À compléter
**1.** Répondez aux questions suivantes sur l'intervention consacrée au conseiller territorial :
(a) À quoi la première question soulevée par l'article 1er est-elle liée ?
(b) Quelle part des conseillers généraux et régionaux la création du conseiller territorial vise-t-elle à supprimer ?
(c) D'après la dernière phrase, quel objectif est poursuivi à terme pour les départements ?
**2.** Reprenez l'intervention consacrée au conseiller territorial après sa dernière phrase et poursuivez-la dans le même registre.

Extrait
──────────────────────────────
Monsieur le président, monsieur le ministre, mes chers collègues, l’article 1er du texte qui nous est présenté aujourd’hui n’est pas sans soulever certaines questions qui ont d’ailleurs été largement évoquées.
La première est liée à la cohérence du mandat.
Le conseiller territorial sera un élu schizophrène à la double mission, régionale et départementale. Quel sera son point d’ancrage ? Privilégiera-t-il sa dimension régionale ou sa vocation départementale ? Aujourd’hui, on sait que ces deux échelons de collectivités seront déstabilisés ; or ce n’est l’intérêt de personne !
La création du conseiller territorial vise à supprimer la moitié des conseillers généraux et régionaux. C’est faire fi de leurs rôles respectifs et de leurs différences fondamentales. Ces deux collectivités n’ont pas les mêmes compétences. Ce projet de loi vise à mettre en place un couple artificiel. Au regard de l’efficacité et de la réalité quotidienne des citoyens et des territoires, c’est un contresens et un profond manque de rigueur dans l’analyse.
En effet, alors que l’État transfère de plus en plus de compétences et de tâches contraignantes aux régions et aux départements, on réduirait en même temps les acteurs en diminuant le nombre des élus ? Veut-on jeter la confusion en ne permettant pas à ces derniers de maîtriser suffisamment leurs dossiers ? Le conseiller territorial, qui ne pourra être qu’un professionnel de la politique, sera, par définition, éloigné du quotidien, voire de la population et de ses problèmes. Il sera dépourvu d’ancrage territorial réel et ne saura pas bien s’il doit privilégier l’échelon régional ou l’échelon local. Or la proximité est fondamentale et le rapport aux citoyens nécessaire. Nos élus territoriaux doivent rester des élus de terrain, surtout dans la période que nous vivons.
Ensuite, la dilution des départements est en germe. L’objectif poursuivi devient clair : il s’agit, à terme, de leur disparition progressive.
──────────────────────────────
Données
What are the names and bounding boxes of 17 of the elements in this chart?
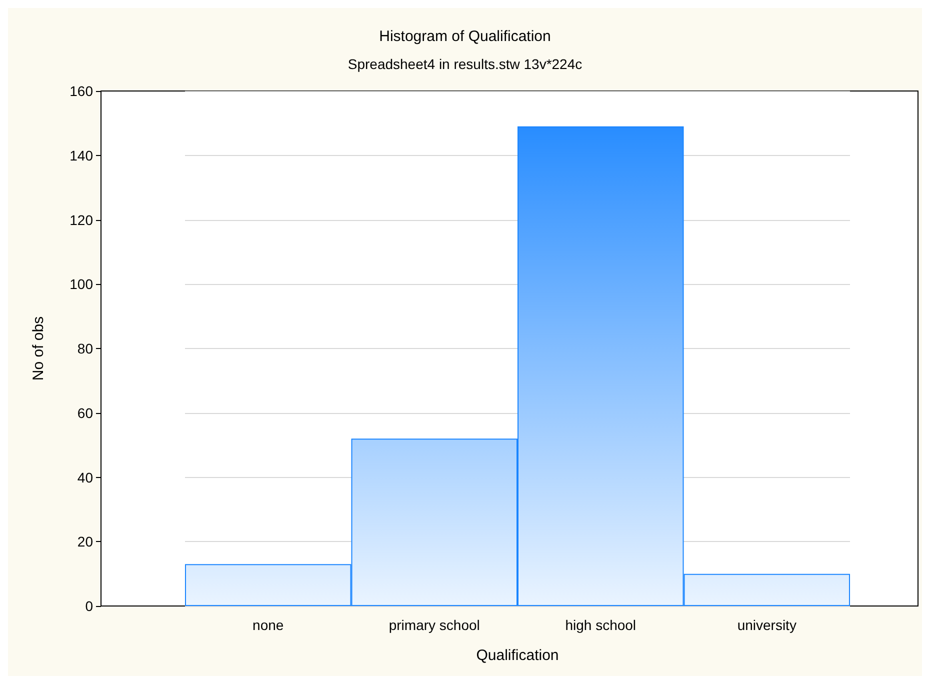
──────────────────────────────
Réponses par tâche
**1.**
(a) À la cohérence du mandat.
(b) La moitié.
(c) Leur disparition progressive.

**2.**
Quant à la région, qui n’a ni les mêmes fonctions, ni les mêmes enjeux que le département, mais qui doit offrir à celui-ci une vision stratégique complémentaire, sera-t-elle en mesure, face à la recentralisation annoncée, prévisible, de jouer le rôle que lui ont attribué les lois de décentralisation ? Quoi qu’il en soit, le conseiller territorial modifiera de manière profonde l’action de nos collectivités et la manière d’aborder le lien territorial.
Ce texte présente bien d’autres incertitudes et, parmi celles-ci, le mode de scrutin n’est pas le moindre des sujets de préoccupation ! On évoque un scrutin mixte aux contours incertains et à un tour ! La combinaison d’un scrutin uninominal à un tour, qui est parfaitement incohérent, contraire à nos traditions, et qui ne s’inscrit pas dans notre vision républicaine de la société, et d’un scrutin proportionnel dans les départements en fonction de la taille des circonscriptions, institutionnaliserait une inégalité flagrante entre les départements.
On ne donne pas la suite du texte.